BRIEF:
Under this task are some entries; return every one of them exactly.

Records from a dataset:
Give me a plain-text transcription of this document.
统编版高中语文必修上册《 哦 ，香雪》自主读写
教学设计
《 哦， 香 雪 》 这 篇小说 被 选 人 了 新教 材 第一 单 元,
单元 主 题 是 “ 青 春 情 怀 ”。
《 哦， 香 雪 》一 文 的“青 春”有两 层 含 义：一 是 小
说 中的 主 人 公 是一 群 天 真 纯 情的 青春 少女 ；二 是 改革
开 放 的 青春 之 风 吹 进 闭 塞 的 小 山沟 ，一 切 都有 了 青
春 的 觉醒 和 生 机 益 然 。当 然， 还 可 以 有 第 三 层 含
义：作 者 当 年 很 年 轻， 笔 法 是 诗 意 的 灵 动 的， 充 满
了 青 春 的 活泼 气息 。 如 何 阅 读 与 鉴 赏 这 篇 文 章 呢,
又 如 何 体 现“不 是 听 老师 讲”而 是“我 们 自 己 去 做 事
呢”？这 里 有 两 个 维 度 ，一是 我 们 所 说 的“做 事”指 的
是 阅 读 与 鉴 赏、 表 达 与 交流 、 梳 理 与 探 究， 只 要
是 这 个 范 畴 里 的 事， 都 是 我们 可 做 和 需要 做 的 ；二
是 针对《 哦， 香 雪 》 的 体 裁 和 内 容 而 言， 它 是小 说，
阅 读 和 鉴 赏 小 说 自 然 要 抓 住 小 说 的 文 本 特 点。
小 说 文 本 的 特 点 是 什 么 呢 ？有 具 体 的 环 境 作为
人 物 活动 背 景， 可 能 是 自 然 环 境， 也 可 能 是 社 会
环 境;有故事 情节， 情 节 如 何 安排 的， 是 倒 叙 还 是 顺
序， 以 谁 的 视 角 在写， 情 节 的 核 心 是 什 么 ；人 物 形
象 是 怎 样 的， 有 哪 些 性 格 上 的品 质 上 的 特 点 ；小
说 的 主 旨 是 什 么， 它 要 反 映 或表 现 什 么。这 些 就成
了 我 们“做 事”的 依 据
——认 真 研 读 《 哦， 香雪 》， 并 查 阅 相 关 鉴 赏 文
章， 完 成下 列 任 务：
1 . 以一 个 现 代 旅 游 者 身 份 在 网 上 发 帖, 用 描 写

EXERCISE RESULT:
Give me a plain-text transcription of this document.
统编版高中语文必修上册《 哦 ，香雪》自主读写
教学设计
《 哦， 香 雪 》 这 篇小说 被 选 人 了 新教 材 第一 单 元,
单元 主 题 是 “ 青 春 情 怀 ”。
《 哦， 香 雪 》一 文 的“青 春”有两 层 含 义：一 是 小
说 中的 主 人 公 是一 群 天 真 纯 情的 青春 少女 ；二 是 改革
开 放 的 青春 之 风 吹 进 闭 塞 的 小 山沟 ，一 切 都有 了 青
春 的 觉醒 和 生 机 益 然 。当 然， 还 可 以 有 第 三 层 含
义：作 者 当 年 很 年 轻， 笔 法 是 诗 意 的 灵 动 的， 充 满
了 青 春 的 活泼 气息 。 如 何 阅 读 与 鉴 赏 这 篇 文 章 呢,
又 如 何 体 现“不 是 听 老师 讲”而 是“我 们 自 己 去 做 事
呢”？这 里 有 两 个 维 度 ，一是 我 们 所 说 的“做 事”指 的
是 阅 读 与 鉴 赏、 表 达 与 交流 、 梳 理 与 探 究， 只 要
是 这 个 范 畴 里 的 事， 都 是 我们 可 做 和 需要 做 的 ；二
是 针对《 哦， 香 雪 》 的 体 裁 和 内 容 而 言， 它 是小 说，
阅 读 和 鉴 赏 小 说 自 然 要 抓 住 小 说 的 文 本 特 点。
小 说 文 本 的 特 点 是 什 么 呢 ？有 具 体 的 环 境 作为
人 物 活动 背 景， 可 能 是 自 然 环 境， 也 可 能 是 社 会
环 境;有故事 情节， 情 节 如 何 安排 的， 是 倒 叙 还 是 顺
序， 以 谁 的 视 角 在写， 情 节 的 核 心 是 什 么 ；人 物 形
象 是 怎 样 的， 有 哪 些 性 格 上 的品 质 上 的 特 点 ；小
说 的 主 旨 是 什 么， 它 要 反 映 或表 现 什 么。这 些 就成
了 我 们“做 事”的 依 据
——认 真 研 读 《 哦， 香雪 》， 并 查 阅 相 关 鉴 赏 文
章， 完 成下 列 任 务：
1 . 以一 个 现 代 旅 游 者 身 份 在 网 上 发 帖, 用 描 写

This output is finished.